[BEGIN SUPPLIED INFORMATION]

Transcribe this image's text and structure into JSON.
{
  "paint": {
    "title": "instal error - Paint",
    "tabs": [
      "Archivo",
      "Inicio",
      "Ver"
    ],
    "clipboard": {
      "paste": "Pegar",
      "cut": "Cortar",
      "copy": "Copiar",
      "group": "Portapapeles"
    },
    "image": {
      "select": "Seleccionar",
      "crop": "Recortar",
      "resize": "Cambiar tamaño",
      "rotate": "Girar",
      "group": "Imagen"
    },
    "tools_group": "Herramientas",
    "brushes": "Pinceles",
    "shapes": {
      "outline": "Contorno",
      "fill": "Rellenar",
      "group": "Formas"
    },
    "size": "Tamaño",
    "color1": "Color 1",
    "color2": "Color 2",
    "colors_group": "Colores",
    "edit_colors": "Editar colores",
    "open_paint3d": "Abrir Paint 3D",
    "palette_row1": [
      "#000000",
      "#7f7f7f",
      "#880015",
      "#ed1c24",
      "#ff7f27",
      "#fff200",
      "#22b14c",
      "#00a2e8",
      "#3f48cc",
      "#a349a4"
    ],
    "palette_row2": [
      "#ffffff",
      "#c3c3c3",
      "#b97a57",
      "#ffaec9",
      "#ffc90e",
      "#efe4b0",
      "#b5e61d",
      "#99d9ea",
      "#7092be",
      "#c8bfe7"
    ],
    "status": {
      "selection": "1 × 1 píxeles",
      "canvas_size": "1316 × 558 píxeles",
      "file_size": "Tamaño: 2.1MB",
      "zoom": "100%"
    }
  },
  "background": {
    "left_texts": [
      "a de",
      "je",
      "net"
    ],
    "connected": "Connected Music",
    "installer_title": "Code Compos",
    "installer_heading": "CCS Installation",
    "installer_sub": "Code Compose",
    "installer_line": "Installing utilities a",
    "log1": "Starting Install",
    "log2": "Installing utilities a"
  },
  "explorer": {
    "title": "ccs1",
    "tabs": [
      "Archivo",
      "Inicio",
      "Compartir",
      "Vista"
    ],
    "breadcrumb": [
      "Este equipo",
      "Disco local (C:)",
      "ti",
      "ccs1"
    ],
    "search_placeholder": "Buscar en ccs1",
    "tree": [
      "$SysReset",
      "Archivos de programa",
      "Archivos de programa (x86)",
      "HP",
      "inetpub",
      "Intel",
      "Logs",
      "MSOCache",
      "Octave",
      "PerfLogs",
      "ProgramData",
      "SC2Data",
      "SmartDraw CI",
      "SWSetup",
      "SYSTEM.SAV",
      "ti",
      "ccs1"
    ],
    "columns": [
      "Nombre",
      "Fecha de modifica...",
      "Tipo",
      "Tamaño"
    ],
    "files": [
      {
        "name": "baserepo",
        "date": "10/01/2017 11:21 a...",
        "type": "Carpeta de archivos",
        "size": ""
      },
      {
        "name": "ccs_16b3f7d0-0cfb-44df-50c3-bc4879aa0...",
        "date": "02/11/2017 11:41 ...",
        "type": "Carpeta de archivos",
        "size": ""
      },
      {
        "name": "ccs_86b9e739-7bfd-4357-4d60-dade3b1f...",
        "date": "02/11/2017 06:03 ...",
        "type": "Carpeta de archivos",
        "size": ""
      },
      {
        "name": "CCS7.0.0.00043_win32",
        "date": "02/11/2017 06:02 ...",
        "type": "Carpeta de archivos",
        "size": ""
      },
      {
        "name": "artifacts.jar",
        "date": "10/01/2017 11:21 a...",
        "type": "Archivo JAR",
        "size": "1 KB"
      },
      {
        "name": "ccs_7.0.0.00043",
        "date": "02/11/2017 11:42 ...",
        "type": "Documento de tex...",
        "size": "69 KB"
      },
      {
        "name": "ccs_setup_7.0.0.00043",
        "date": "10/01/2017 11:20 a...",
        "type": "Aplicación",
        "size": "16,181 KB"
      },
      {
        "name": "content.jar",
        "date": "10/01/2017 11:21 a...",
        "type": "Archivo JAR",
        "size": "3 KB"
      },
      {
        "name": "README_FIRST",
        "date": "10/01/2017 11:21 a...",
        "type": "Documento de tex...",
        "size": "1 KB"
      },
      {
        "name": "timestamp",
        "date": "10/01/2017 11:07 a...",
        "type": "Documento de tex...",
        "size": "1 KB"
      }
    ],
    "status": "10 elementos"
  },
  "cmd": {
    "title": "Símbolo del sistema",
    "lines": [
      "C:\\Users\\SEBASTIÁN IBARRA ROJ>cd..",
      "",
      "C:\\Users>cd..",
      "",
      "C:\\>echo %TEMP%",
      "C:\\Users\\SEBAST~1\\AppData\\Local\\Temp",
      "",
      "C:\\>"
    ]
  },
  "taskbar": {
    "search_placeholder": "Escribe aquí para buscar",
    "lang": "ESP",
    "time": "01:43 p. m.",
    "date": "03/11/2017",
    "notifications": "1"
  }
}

[END SUPPLIED INFORMATION]

Repeat each of the entries above precisely as given.

Transcribe this image's text and structure into JSON.
{
  "paint": {
    "title": "instal error - Paint",
    "tabs": [
      "Archivo",
      "Inicio",
      "Ver"
    ],
    "clipboard": {
      "paste": "Pegar",
      "cut": "Cortar",
      "copy": "Copiar",
      "group": "Portapapeles"
    },
    "image": {
      "select": "Seleccionar",
      "crop": "Recortar",
      "resize": "Cambiar tamaño",
      "rotate": "Girar",
      "group": "Imagen"
    },
    "tools_group": "Herramientas",
    "brushes": "Pinceles",
    "shapes": {
      "outline": "Contorno",
      "fill": "Rellenar",
      "group": "Formas"
    },
    "size": "Tamaño",
    "color1": "Color 1",
    "color2": "Color 2",
    "colors_group": "Colores",
    "edit_colors": "Editar colores",
    "open_paint3d": "Abrir Paint 3D",
    "palette_row1": [
      "#000000",
      "#7f7f7f",
      "#880015",
      "#ed1c24",
      "#ff7f27",
      "#fff200",
      "#22b14c",
      "#00a2e8",
      "#3f48cc",
      "#a349a4"
    ],
    "palette_row2": [
      "#ffffff",
      "#c3c3c3",
      "#b97a57",
      "#ffaec9",
      "#ffc90e",
      "#efe4b0",
      "#b5e61d",
      "#99d9ea",
      "#7092be",
      "#c8bfe7"
    ],
    "status": {
      "selection": "1 × 1 píxeles",
      "canvas_size": "1316 × 558 píxeles",
      "file_size": "Tamaño: 2.1MB",
      "zoom": "100%"
    }
  },
  "background": {
    "left_texts": [
      "a de",
      "je",
      "net"
    ],
    "connected": "Connected Music",
    "installer_title": "Code Compos",
    "installer_heading": "CCS Installation",
    "installer_sub": "Code Compose",
    "installer_line": "Installing utilities a",
    "log1": "Starting Install",
    "log2": "Installing utilities a"
  },
  "explorer": {
    "title": "ccs1",
    "tabs": [
      "Archivo",
      "Inicio",
      "Compartir",
      "Vista"
    ],
    "breadcrumb": [
      "Este equipo",
      "Disco local (C:)",
      "ti",
      "ccs1"
    ],
    "search_placeholder": "Buscar en ccs1",
    "tree": [
      "$SysReset",
      "Archivos de programa",
      "Archivos de programa (x86)",
      "HP",
      "inetpub",
      "Intel",
      "Logs",
      "MSOCache",
      "Octave",
      "PerfLogs",
      "ProgramData",
      "SC2Data",
      "SmartDraw CI",
      "SWSetup",
      "SYSTEM.SAV",
      "ti",
      "ccs1"
    ],
    "columns": [
      "Nombre",
      "Fecha de modifica...",
      "Tipo",
      "Tamaño"
    ],
    "files": [
      {
        "name": "baserepo",
        "date": "10/01/2017 11:21 a...",
        "type": "Carpeta de archivos",
        "size": ""
      },
      {
        "name": "ccs_16b3f7d0-0cfb-44df-50c3-bc4879aa0...",
        "date": "02/11/2017 11:41 ...",
        "type": "Carpeta de archivos",
        "size": ""
      },
      {
        "name": "ccs_86b9e739-7bfd-4357-4d60-dade3b1f...",
        "date": "02/11/2017 06:03 ...",
        "type": "Carpeta de archivos",
        "size": ""
      },
      {
        "name": "CCS7.0.0.00043_win32",
        "date": "02/11/2017 06:02 ...",
        "type": "Carpeta de archivos",
        "size": ""
      },
      {
        "name": "artifacts.jar",
        "date": "10/01/2017 11:21 a...",
        "type": "Archivo JAR",
        "size": "1 KB"
      },
      {
        "name": "ccs_7.0.0.00043",
        "date": "02/11/2017 11:42 ...",
        "type": "Documento de tex...",
        "size": "69 KB"
      },
      {
        "name": "ccs_setup_7.0.0.00043",
        "date": "10/01/2017 11:20 a...",
        "type": "Aplicación",
        "size": "16,181 KB"
      },
      {
        "name": "content.jar",
        "date": "10/01/2017 11:21 a...",
        "type": "Archivo JAR",
        "size": "3 KB"
      },
      {
        "name": "README_FIRST",
        "date": "10/01/2017 11:21 a...",
        "type": "Documento de tex...",
        "size": "1 KB"
      },
      {
        "name": "timestamp",
        "date": "10/01/2017 11:07 a...",
        "type": "Documento de tex...",
        "size": "1 KB"
      }
    ],
    "status": "10 elementos"
  },
  "cmd": {
    "title": "Símbolo del sistema",
    "lines": [
      "C:\\Users\\SEBASTIÁN IBARRA ROJ>cd..",
      "",
      "C:\\Users>cd..",
      "",
      "C:\\>echo %TEMP%",
      "C:\\Users\\SEBAST~1\\AppData\\Local\\Temp",
      "",
      "C:\\>"
    ]
  },
  "taskbar": {
    "search_placeholder": "Escribe aquí para buscar",
    "lang": "ESP",
    "time": "01:43 p. m.",
    "date": "03/11/2017",
    "notifications": "1"
  }
}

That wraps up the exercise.